REQUIRED TASK: Your task is to repeat all of the data exactly while excluding the pictures.

TASK INPUTS:
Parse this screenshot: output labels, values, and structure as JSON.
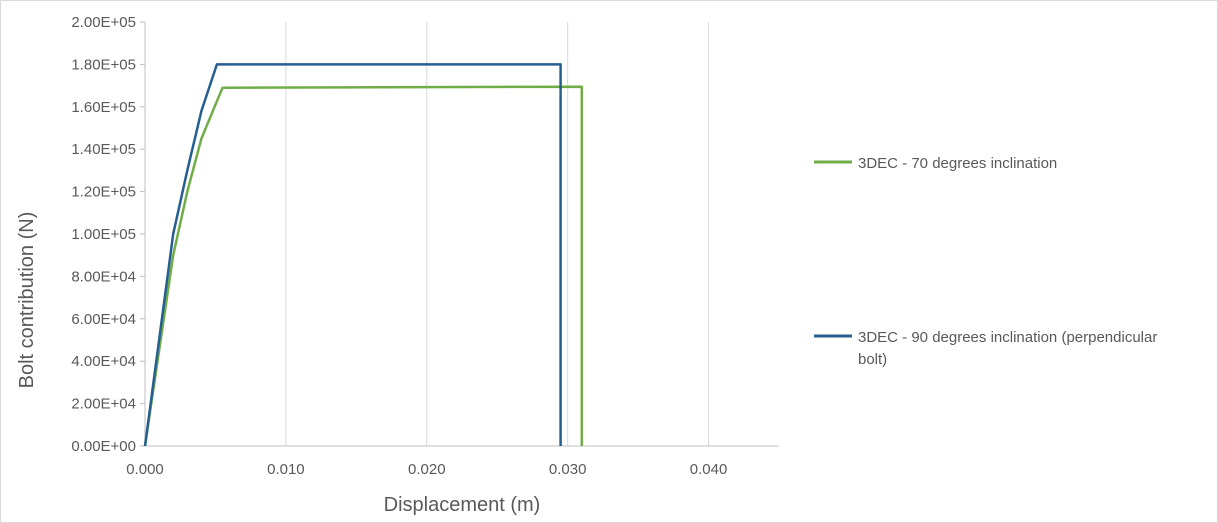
{
  "chart_data": {
    "type": "line",
    "xlabel": "Displacement (m)",
    "ylabel": "Bolt contribution (N)",
    "xlim": [
      0,
      0.045
    ],
    "ylim": [
      0,
      200000
    ],
    "x_ticks": [
      0,
      0.01,
      0.02,
      0.03,
      0.04
    ],
    "x_tick_labels": [
      "0.000",
      "0.010",
      "0.020",
      "0.030",
      "0.040"
    ],
    "y_ticks": [
      0,
      20000,
      40000,
      60000,
      80000,
      100000,
      120000,
      140000,
      160000,
      180000,
      200000
    ],
    "y_tick_labels": [
      "0.00E+00",
      "2.00E+04",
      "4.00E+04",
      "6.00E+04",
      "8.00E+04",
      "1.00E+05",
      "1.20E+05",
      "1.40E+05",
      "1.60E+05",
      "1.80E+05",
      "2.00E+05"
    ],
    "grid": "vertical",
    "legend_placement": "right",
    "series": [
      {
        "name": "3DEC - 70 degrees inclination",
        "color": "#70ad47",
        "points": [
          [
            0,
            0
          ],
          [
            0.001,
            45000
          ],
          [
            0.002,
            90000
          ],
          [
            0.003,
            120000
          ],
          [
            0.004,
            145000
          ],
          [
            0.0055,
            169000
          ],
          [
            0.031,
            169500
          ],
          [
            0.031,
            0
          ]
        ]
      },
      {
        "name": "3DEC - 90 degrees inclination (perpendicular bolt)",
        "color": "#255e91",
        "points": [
          [
            0,
            0
          ],
          [
            0.001,
            50000
          ],
          [
            0.002,
            100000
          ],
          [
            0.003,
            130000
          ],
          [
            0.004,
            158000
          ],
          [
            0.0051,
            180000
          ],
          [
            0.0295,
            180000
          ],
          [
            0.0295,
            0
          ]
        ]
      }
    ],
    "legend_lines": [
      [
        "3DEC - 70 degrees inclination"
      ],
      [
        "3DEC - 90 degrees inclination (perpendicular",
        "bolt)"
      ]
    ]
  }
}
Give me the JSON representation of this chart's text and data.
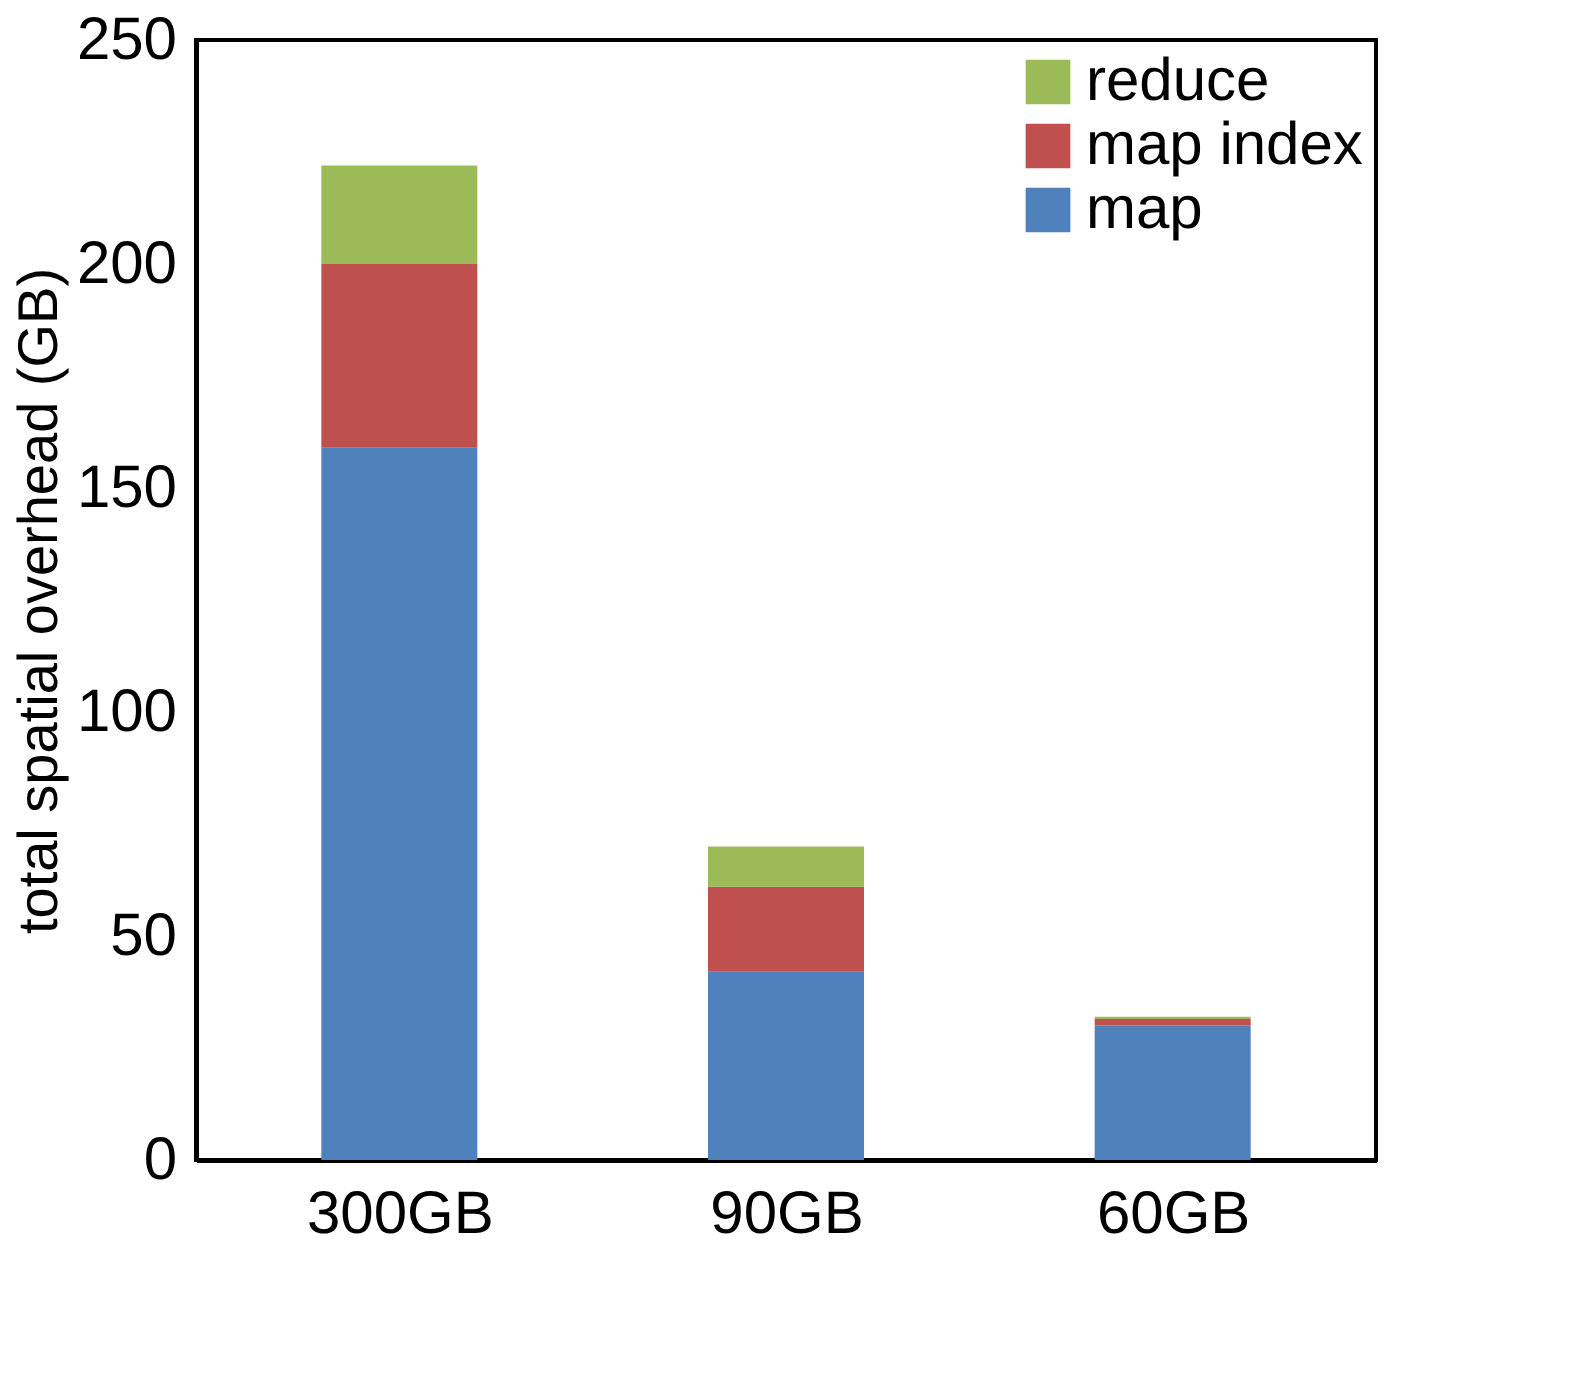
{
  "chart_data": {
    "type": "bar",
    "stacked": true,
    "ylabel": "total spatial overhead (GB)",
    "categories": [
      "300GB",
      "90GB",
      "60GB"
    ],
    "series": [
      {
        "name": "map",
        "color": "#4f81bd",
        "values": [
          159,
          42,
          30
        ]
      },
      {
        "name": "map index",
        "color": "#c0504d",
        "values": [
          41,
          19,
          1.5
        ]
      },
      {
        "name": "reduce",
        "color": "#9bbb59",
        "values": [
          22,
          9,
          0.5
        ]
      }
    ],
    "ylim": [
      0,
      250
    ],
    "yticks": [
      0,
      50,
      100,
      150,
      200,
      250
    ],
    "grid": false,
    "legend": "top right"
  }
}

FINAL RESULT:
Parse this screenshot: output labels, values, and structure as JSON.
{
  "chart_data": {
    "type": "line",
    "xlabel": "Displacement (m)",
    "ylabel": "Bolt contribution (N)",
    "xlim": [
      0,
      0.045
    ],
    "ylim": [
      0,
      200000
    ],
    "x_ticks": [
      0,
      0.01,
      0.02,
      0.03,
      0.04
    ],
    "x_tick_labels": [
      "0.000",
      "0.010",
      "0.020",
      "0.030",
      "0.040"
    ],
    "y_ticks": [
      0,
      20000,
      40000,
      60000,
      80000,
      100000,
      120000,
      140000,
      160000,
      180000,
      200000
    ],
    "y_tick_labels": [
      "0.00E+00",
      "2.00E+04",
      "4.00E+04",
      "6.00E+04",
      "8.00E+04",
      "1.00E+05",
      "1.20E+05",
      "1.40E+05",
      "1.60E+05",
      "1.80E+05",
      "2.00E+05"
    ],
    "grid": "vertical",
    "legend_placement": "right",
    "series": [
      {
        "name": "3DEC - 70 degrees inclination",
        "color": "#70ad47",
        "points": [
          [
            0,
            0
          ],
          [
            0.001,
            45000
          ],
          [
            0.002,
            90000
          ],
          [
            0.003,
            120000
          ],
          [
            0.004,
            145000
          ],
          [
            0.0055,
            169000
          ],
          [
            0.031,
            169500
          ],
          [
            0.031,
            0
          ]
        ]
      },
      {
        "name": "3DEC - 90 degrees inclination (perpendicular bolt)",
        "color": "#255e91",
        "points": [
          [
            0,
            0
          ],
          [
            0.001,
            50000
          ],
          [
            0.002,
            100000
          ],
          [
            0.003,
            130000
          ],
          [
            0.004,
            158000
          ],
          [
            0.0051,
            180000
          ],
          [
            0.0295,
            180000
          ],
          [
            0.0295,
            0
          ]
        ]
      }
    ],
    "legend_lines": [
      [
        "3DEC - 70 degrees inclination"
      ],
      [
        "3DEC - 90 degrees inclination (perpendicular",
        "bolt)"
      ]
    ]
  }
}
Give me the JSON representation of this chart's text and data.
{
  "chart_data": {
    "type": "bar",
    "stacked": true,
    "ylabel": "total spatial overhead (GB)",
    "categories": [
      "300GB",
      "90GB",
      "60GB"
    ],
    "series": [
      {
        "name": "map",
        "color": "#4f81bd",
        "values": [
          159,
          42,
          30
        ]
      },
      {
        "name": "map index",
        "color": "#c0504d",
        "values": [
          41,
          19,
          1.5
        ]
      },
      {
        "name": "reduce",
        "color": "#9bbb59",
        "values": [
          22,
          9,
          0.5
        ]
      }
    ],
    "ylim": [
      0,
      250
    ],
    "yticks": [
      0,
      50,
      100,
      150,
      200,
      250
    ],
    "grid": false,
    "legend": "top right"
  }
}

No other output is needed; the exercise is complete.